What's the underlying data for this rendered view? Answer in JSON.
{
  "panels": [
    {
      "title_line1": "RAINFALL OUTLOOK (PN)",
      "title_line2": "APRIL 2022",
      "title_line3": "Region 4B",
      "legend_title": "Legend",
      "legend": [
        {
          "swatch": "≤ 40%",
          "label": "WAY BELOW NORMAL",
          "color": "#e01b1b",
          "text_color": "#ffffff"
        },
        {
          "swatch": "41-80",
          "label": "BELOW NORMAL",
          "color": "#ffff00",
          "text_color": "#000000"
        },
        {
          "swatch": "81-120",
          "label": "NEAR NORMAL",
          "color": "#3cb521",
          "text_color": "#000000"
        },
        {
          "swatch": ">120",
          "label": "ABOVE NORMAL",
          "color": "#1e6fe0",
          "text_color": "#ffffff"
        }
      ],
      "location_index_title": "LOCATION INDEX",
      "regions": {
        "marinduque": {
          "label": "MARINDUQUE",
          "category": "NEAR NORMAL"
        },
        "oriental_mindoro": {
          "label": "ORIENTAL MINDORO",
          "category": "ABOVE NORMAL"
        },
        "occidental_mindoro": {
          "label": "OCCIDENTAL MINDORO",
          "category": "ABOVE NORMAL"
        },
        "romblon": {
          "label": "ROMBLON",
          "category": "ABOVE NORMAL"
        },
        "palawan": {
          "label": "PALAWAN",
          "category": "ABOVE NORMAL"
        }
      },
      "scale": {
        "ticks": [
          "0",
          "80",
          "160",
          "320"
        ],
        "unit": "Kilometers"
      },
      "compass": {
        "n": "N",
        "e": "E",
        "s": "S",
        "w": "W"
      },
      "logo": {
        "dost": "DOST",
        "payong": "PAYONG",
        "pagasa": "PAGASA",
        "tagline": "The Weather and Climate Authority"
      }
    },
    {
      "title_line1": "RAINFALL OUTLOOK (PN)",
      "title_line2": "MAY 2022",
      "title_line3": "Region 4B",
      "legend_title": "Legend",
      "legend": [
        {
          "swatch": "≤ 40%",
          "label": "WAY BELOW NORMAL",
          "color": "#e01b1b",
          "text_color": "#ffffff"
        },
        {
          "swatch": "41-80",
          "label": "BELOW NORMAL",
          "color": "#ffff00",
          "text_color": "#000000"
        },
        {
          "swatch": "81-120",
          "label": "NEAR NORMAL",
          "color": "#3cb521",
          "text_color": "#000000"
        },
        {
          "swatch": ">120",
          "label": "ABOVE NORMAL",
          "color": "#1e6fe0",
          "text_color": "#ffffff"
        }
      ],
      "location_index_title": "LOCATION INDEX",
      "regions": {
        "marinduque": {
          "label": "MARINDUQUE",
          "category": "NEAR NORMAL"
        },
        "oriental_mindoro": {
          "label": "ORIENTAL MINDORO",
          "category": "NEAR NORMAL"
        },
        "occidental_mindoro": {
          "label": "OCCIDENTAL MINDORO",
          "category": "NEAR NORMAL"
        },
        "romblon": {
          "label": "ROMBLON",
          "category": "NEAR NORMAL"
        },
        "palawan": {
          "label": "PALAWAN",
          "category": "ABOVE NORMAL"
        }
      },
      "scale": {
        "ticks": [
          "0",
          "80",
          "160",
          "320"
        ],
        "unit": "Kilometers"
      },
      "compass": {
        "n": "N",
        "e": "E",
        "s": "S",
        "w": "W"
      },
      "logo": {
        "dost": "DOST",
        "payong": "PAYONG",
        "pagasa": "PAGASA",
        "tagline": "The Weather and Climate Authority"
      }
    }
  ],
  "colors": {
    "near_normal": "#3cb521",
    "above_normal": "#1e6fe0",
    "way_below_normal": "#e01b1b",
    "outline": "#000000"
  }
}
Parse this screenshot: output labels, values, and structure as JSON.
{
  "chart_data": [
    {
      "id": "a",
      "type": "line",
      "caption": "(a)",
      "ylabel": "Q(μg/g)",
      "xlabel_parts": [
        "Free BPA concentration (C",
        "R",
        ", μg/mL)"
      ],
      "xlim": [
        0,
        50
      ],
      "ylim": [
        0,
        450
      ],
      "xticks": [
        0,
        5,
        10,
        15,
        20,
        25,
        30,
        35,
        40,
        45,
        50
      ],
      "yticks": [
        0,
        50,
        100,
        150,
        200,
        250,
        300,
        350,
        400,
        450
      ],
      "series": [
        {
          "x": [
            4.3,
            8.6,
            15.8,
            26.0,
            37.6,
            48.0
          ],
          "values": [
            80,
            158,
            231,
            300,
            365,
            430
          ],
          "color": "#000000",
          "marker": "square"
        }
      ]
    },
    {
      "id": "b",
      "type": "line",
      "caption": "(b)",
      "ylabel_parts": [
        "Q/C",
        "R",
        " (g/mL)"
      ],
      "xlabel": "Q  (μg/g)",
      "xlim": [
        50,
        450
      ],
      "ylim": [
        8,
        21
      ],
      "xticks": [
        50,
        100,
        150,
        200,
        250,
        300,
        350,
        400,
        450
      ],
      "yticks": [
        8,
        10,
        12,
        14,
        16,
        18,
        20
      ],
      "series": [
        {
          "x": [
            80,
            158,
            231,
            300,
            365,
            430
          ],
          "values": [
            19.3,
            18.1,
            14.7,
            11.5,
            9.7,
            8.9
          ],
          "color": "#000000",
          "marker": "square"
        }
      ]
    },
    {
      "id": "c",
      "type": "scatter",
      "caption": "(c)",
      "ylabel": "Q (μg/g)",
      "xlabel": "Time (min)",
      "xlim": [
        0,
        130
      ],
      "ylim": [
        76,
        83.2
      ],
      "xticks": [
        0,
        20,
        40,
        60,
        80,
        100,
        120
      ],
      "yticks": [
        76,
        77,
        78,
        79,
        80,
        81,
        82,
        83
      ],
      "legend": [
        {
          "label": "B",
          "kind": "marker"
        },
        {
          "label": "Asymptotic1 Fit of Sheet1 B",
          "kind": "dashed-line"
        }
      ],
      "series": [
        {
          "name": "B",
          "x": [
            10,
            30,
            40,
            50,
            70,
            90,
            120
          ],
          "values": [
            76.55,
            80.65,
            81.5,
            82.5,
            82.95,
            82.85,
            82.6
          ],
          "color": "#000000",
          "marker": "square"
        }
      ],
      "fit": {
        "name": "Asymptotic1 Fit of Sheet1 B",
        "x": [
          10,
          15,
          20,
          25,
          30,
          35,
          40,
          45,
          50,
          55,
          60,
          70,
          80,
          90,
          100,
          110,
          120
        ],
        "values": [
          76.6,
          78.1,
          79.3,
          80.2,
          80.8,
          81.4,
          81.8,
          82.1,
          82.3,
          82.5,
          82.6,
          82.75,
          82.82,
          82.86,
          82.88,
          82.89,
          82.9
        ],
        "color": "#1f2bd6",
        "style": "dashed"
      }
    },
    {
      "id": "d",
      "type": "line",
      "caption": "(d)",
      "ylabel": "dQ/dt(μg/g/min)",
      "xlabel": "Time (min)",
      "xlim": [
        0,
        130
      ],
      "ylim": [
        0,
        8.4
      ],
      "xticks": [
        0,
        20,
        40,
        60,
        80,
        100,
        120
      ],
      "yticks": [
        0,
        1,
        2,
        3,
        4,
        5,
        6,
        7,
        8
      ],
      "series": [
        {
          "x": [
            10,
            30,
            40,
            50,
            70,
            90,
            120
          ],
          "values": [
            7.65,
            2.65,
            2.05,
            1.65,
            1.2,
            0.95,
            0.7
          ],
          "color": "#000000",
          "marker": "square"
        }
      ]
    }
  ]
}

········

Write the material out exactly, with nothing left out.

_FULL SOLUTION_
What's the underlying data for this rendered view? Answer in JSON.
{
  "panels": [
    {
      "title_line1": "RAINFALL OUTLOOK (PN)",
      "title_line2": "APRIL 2022",
      "title_line3": "Region 4B",
      "legend_title": "Legend",
      "legend": [
        {
          "swatch": "≤ 40%",
          "label": "WAY BELOW NORMAL",
          "color": "#e01b1b",
          "text_color": "#ffffff"
        },
        {
          "swatch": "41-80",
          "label": "BELOW NORMAL",
          "color": "#ffff00",
          "text_color": "#000000"
        },
        {
          "swatch": "81-120",
          "label": "NEAR NORMAL",
          "color": "#3cb521",
          "text_color": "#000000"
        },
        {
          "swatch": ">120",
          "label": "ABOVE NORMAL",
          "color": "#1e6fe0",
          "text_color": "#ffffff"
        }
      ],
      "location_index_title": "LOCATION INDEX",
      "regions": {
        "marinduque": {
          "label": "MARINDUQUE",
          "category": "NEAR NORMAL"
        },
        "oriental_mindoro": {
          "label": "ORIENTAL MINDORO",
          "category": "ABOVE NORMAL"
        },
        "occidental_mindoro": {
          "label": "OCCIDENTAL MINDORO",
          "category": "ABOVE NORMAL"
        },
        "romblon": {
          "label": "ROMBLON",
          "category": "ABOVE NORMAL"
        },
        "palawan": {
          "label": "PALAWAN",
          "category": "ABOVE NORMAL"
        }
      },
      "scale": {
        "ticks": [
          "0",
          "80",
          "160",
          "320"
        ],
        "unit": "Kilometers"
      },
      "compass": {
        "n": "N",
        "e": "E",
        "s": "S",
        "w": "W"
      },
      "logo": {
        "dost": "DOST",
        "payong": "PAYONG",
        "pagasa": "PAGASA",
        "tagline": "The Weather and Climate Authority"
      }
    },
    {
      "title_line1": "RAINFALL OUTLOOK (PN)",
      "title_line2": "MAY 2022",
      "title_line3": "Region 4B",
      "legend_title": "Legend",
      "legend": [
        {
          "swatch": "≤ 40%",
          "label": "WAY BELOW NORMAL",
          "color": "#e01b1b",
          "text_color": "#ffffff"
        },
        {
          "swatch": "41-80",
          "label": "BELOW NORMAL",
          "color": "#ffff00",
          "text_color": "#000000"
        },
        {
          "swatch": "81-120",
          "label": "NEAR NORMAL",
          "color": "#3cb521",
          "text_color": "#000000"
        },
        {
          "swatch": ">120",
          "label": "ABOVE NORMAL",
          "color": "#1e6fe0",
          "text_color": "#ffffff"
        }
      ],
      "location_index_title": "LOCATION INDEX",
      "regions": {
        "marinduque": {
          "label": "MARINDUQUE",
          "category": "NEAR NORMAL"
        },
        "oriental_mindoro": {
          "label": "ORIENTAL MINDORO",
          "category": "NEAR NORMAL"
        },
        "occidental_mindoro": {
          "label": "OCCIDENTAL MINDORO",
          "category": "NEAR NORMAL"
        },
        "romblon": {
          "label": "ROMBLON",
          "category": "NEAR NORMAL"
        },
        "palawan": {
          "label": "PALAWAN",
          "category": "ABOVE NORMAL"
        }
      },
      "scale": {
        "ticks": [
          "0",
          "80",
          "160",
          "320"
        ],
        "unit": "Kilometers"
      },
      "compass": {
        "n": "N",
        "e": "E",
        "s": "S",
        "w": "W"
      },
      "logo": {
        "dost": "DOST",
        "payong": "PAYONG",
        "pagasa": "PAGASA",
        "tagline": "The Weather and Climate Authority"
      }
    }
  ],
  "colors": {
    "near_normal": "#3cb521",
    "above_normal": "#1e6fe0",
    "way_below_normal": "#e01b1b",
    "outline": "#000000"
  }
}
Parse this screenshot: output labels, values, and structure as JSON.
{
  "chart_data": [
    {
      "id": "a",
      "type": "line",
      "caption": "(a)",
      "ylabel": "Q(μg/g)",
      "xlabel_parts": [
        "Free BPA concentration (C",
        "R",
        ", μg/mL)"
      ],
      "xlim": [
        0,
        50
      ],
      "ylim": [
        0,
        450
      ],
      "xticks": [
        0,
        5,
        10,
        15,
        20,
        25,
        30,
        35,
        40,
        45,
        50
      ],
      "yticks": [
        0,
        50,
        100,
        150,
        200,
        250,
        300,
        350,
        400,
        450
      ],
      "series": [
        {
          "x": [
            4.3,
            8.6,
            15.8,
            26.0,
            37.6,
            48.0
          ],
          "values": [
            80,
            158,
            231,
            300,
            365,
            430
          ],
          "color": "#000000",
          "marker": "square"
        }
      ]
    },
    {
      "id": "b",
      "type": "line",
      "caption": "(b)",
      "ylabel_parts": [
        "Q/C",
        "R",
        " (g/mL)"
      ],
      "xlabel": "Q  (μg/g)",
      "xlim": [
        50,
        450
      ],
      "ylim": [
        8,
        21
      ],
      "xticks": [
        50,
        100,
        150,
        200,
        250,
        300,
        350,
        400,
        450
      ],
      "yticks": [
        8,
        10,
        12,
        14,
        16,
        18,
        20
      ],
      "series": [
        {
          "x": [
            80,
            158,
            231,
            300,
            365,
            430
          ],
          "values": [
            19.3,
            18.1,
            14.7,
            11.5,
            9.7,
            8.9
          ],
          "color": "#000000",
          "marker": "square"
        }
      ]
    },
    {
      "id": "c",
      "type": "scatter",
      "caption": "(c)",
      "ylabel": "Q (μg/g)",
      "xlabel": "Time (min)",
      "xlim": [
        0,
        130
      ],
      "ylim": [
        76,
        83.2
      ],
      "xticks": [
        0,
        20,
        40,
        60,
        80,
        100,
        120
      ],
      "yticks": [
        76,
        77,
        78,
        79,
        80,
        81,
        82,
        83
      ],
      "legend": [
        {
          "label": "B",
          "kind": "marker"
        },
        {
          "label": "Asymptotic1 Fit of Sheet1 B",
          "kind": "dashed-line"
        }
      ],
      "series": [
        {
          "name": "B",
          "x": [
            10,
            30,
            40,
            50,
            70,
            90,
            120
          ],
          "values": [
            76.55,
            80.65,
            81.5,
            82.5,
            82.95,
            82.85,
            82.6
          ],
          "color": "#000000",
          "marker": "square"
        }
      ],
      "fit": {
        "name": "Asymptotic1 Fit of Sheet1 B",
        "x": [
          10,
          15,
          20,
          25,
          30,
          35,
          40,
          45,
          50,
          55,
          60,
          70,
          80,
          90,
          100,
          110,
          120
        ],
        "values": [
          76.6,
          78.1,
          79.3,
          80.2,
          80.8,
          81.4,
          81.8,
          82.1,
          82.3,
          82.5,
          82.6,
          82.75,
          82.82,
          82.86,
          82.88,
          82.89,
          82.9
        ],
        "color": "#1f2bd6",
        "style": "dashed"
      }
    },
    {
      "id": "d",
      "type": "line",
      "caption": "(d)",
      "ylabel": "dQ/dt(μg/g/min)",
      "xlabel": "Time (min)",
      "xlim": [
        0,
        130
      ],
      "ylim": [
        0,
        8.4
      ],
      "xticks": [
        0,
        20,
        40,
        60,
        80,
        100,
        120
      ],
      "yticks": [
        0,
        1,
        2,
        3,
        4,
        5,
        6,
        7,
        8
      ],
      "series": [
        {
          "x": [
            10,
            30,
            40,
            50,
            70,
            90,
            120
          ],
          "values": [
            7.65,
            2.65,
            2.05,
            1.65,
            1.2,
            0.95,
            0.7
          ],
          "color": "#000000",
          "marker": "square"
        }
      ]
    }
  ]
}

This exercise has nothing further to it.